**DIRECTIONS FOR THIS TASK**
Return the listing word for word, as given.

———

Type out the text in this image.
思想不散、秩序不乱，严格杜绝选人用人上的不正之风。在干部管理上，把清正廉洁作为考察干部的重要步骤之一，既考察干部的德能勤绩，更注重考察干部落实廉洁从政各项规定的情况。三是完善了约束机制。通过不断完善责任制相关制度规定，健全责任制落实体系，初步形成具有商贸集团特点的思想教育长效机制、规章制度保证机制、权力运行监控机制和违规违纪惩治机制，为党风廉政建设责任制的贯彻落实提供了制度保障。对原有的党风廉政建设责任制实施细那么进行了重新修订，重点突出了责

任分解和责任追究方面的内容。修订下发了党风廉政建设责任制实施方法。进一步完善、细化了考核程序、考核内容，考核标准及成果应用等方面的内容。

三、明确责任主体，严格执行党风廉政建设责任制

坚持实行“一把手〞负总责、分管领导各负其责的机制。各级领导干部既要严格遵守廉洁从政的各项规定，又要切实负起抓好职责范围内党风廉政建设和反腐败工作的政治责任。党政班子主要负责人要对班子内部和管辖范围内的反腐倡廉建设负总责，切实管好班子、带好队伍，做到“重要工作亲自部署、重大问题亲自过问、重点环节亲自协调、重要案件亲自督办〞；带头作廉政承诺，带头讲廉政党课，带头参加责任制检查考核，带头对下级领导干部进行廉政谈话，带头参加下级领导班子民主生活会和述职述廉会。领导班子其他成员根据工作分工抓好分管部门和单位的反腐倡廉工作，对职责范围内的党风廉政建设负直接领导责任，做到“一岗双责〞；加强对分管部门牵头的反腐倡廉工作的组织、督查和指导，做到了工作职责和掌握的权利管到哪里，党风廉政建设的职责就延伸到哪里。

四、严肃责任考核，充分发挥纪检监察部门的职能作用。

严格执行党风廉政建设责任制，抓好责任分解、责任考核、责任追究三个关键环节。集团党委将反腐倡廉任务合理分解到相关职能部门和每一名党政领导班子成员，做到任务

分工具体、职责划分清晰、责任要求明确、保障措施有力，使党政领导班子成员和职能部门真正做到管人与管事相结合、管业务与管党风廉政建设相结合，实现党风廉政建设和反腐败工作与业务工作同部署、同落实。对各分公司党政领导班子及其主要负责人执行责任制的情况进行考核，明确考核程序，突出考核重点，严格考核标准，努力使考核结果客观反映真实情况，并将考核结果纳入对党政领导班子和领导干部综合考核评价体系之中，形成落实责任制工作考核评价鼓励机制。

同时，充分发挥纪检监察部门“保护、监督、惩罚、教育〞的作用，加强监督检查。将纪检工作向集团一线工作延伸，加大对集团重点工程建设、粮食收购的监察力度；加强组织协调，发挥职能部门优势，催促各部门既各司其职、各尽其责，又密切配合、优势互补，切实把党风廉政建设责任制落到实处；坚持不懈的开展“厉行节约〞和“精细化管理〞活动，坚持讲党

———

**RESULT OF THIS TASK**
Type out the text in this image.
思想不散、秩序不乱，严格杜绝选人用人上的不正之风。在干部管理上，把清正廉洁作为考察干部的重要步骤之一，既考察干部的德能勤绩，更注重考察干部落实廉洁从政各项规定的情况。三是完善了约束机制。通过不断完善责任制相关制度规定，健全责任制落实体系，初步形成具有商贸集团特点的思想教育长效机制、规章制度保证机制、权力运行监控机制和违规违纪惩治机制，为党风廉政建设责任制的贯彻落实提供了制度保障。对原有的党风廉政建设责任制实施细那么进行了重新修订，重点突出了责

任分解和责任追究方面的内容。修订下发了党风廉政建设责任制实施方法。进一步完善、细化了考核程序、考核内容，考核标准及成果应用等方面的内容。

三、明确责任主体，严格执行党风廉政建设责任制

坚持实行“一把手〞负总责、分管领导各负其责的机制。各级领导干部既要严格遵守廉洁从政的各项规定，又要切实负起抓好职责范围内党风廉政建设和反腐败工作的政治责任。党政班子主要负责人要对班子内部和管辖范围内的反腐倡廉建设负总责，切实管好班子、带好队伍，做到“重要工作亲自部署、重大问题亲自过问、重点环节亲自协调、重要案件亲自督办〞；带头作廉政承诺，带头讲廉政党课，带头参加责任制检查考核，带头对下级领导干部进行廉政谈话，带头参加下级领导班子民主生活会和述职述廉会。领导班子其他成员根据工作分工抓好分管部门和单位的反腐倡廉工作，对职责范围内的党风廉政建设负直接领导责任，做到“一岗双责〞；加强对分管部门牵头的反腐倡廉工作的组织、督查和指导，做到了工作职责和掌握的权利管到哪里，党风廉政建设的职责就延伸到哪里。

四、严肃责任考核，充分发挥纪检监察部门的职能作用。

严格执行党风廉政建设责任制，抓好责任分解、责任考核、责任追究三个关键环节。集团党委将反腐倡廉任务合理分解到相关职能部门和每一名党政领导班子成员，做到任务

分工具体、职责划分清晰、责任要求明确、保障措施有力，使党政领导班子成员和职能部门真正做到管人与管事相结合、管业务与管党风廉政建设相结合，实现党风廉政建设和反腐败工作与业务工作同部署、同落实。对各分公司党政领导班子及其主要负责人执行责任制的情况进行考核，明确考核程序，突出考核重点，严格考核标准，努力使考核结果客观反映真实情况，并将考核结果纳入对党政领导班子和领导干部综合考核评价体系之中，形成落实责任制工作考核评价鼓励机制。

同时，充分发挥纪检监察部门“保护、监督、惩罚、教育〞的作用，加强监督检查。将纪检工作向集团一线工作延伸，加大对集团重点工程建设、粮食收购的监察力度；加强组织协调，发挥职能部门优势，催促各部门既各司其职、各尽其责，又密切配合、优势互补，切实把党风廉政建设责任制落到实处；坚持不懈的开展“厉行节约〞和“精细化管理〞活动，坚持讲党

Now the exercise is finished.